◆ EXERCISE GOAL:
The records below hold pictures; please leave those out and retype the rest exactly.

◆ DATA EXCERPTS:
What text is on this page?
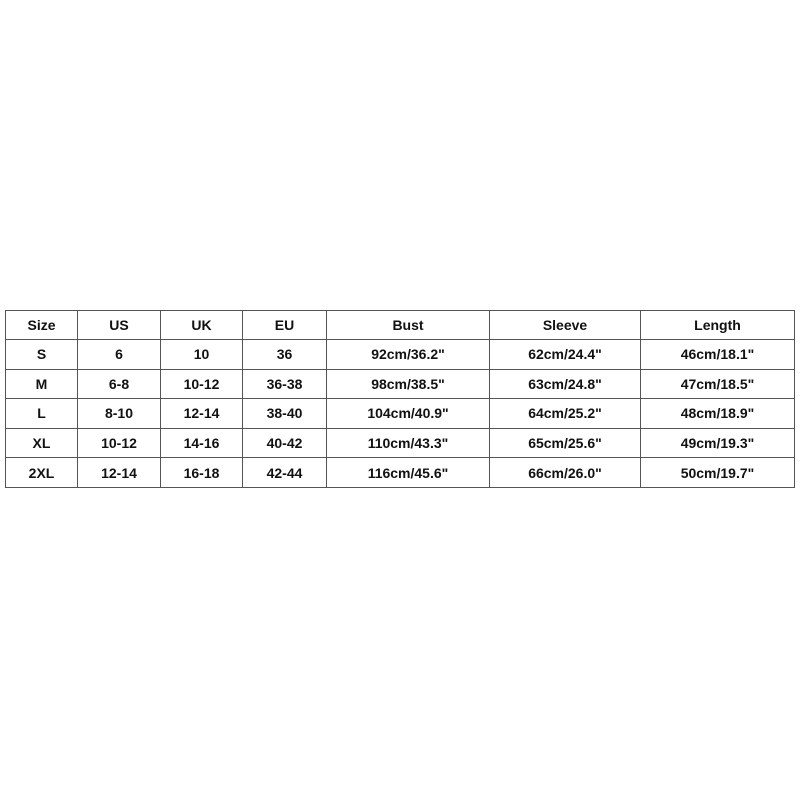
Size	US	UK	EU	Bust	Sleeve	Length
S	6	10	36	92cm/36.2"	62cm/24.4"	46cm/18.1"
M	6-8	10-12	36-38	98cm/38.5"	63cm/24.8"	47cm/18.5"
L	8-10	12-14	38-40	104cm/40.9"	64cm/25.2"	48cm/18.9"
XL	10-12	14-16	40-42	110cm/43.3"	65cm/25.6"	49cm/19.3"
2XL	12-14	16-18	42-44	116cm/45.6"	66cm/26.0"	50cm/19.7"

◆ TASK OUTPUT:
What text is on this page?
Size	US	UK	EU	Bust	Sleeve	Length
S	6	10	36	92cm/36.2"	62cm/24.4"	46cm/18.1"
M	6-8	10-12	36-38	98cm/38.5"	63cm/24.8"	47cm/18.5"
L	8-10	12-14	38-40	104cm/40.9"	64cm/25.2"	48cm/18.9"
XL	10-12	14-16	40-42	110cm/43.3"	65cm/25.6"	49cm/19.3"
2XL	12-14	16-18	42-44	116cm/45.6"	66cm/26.0"	50cm/19.7"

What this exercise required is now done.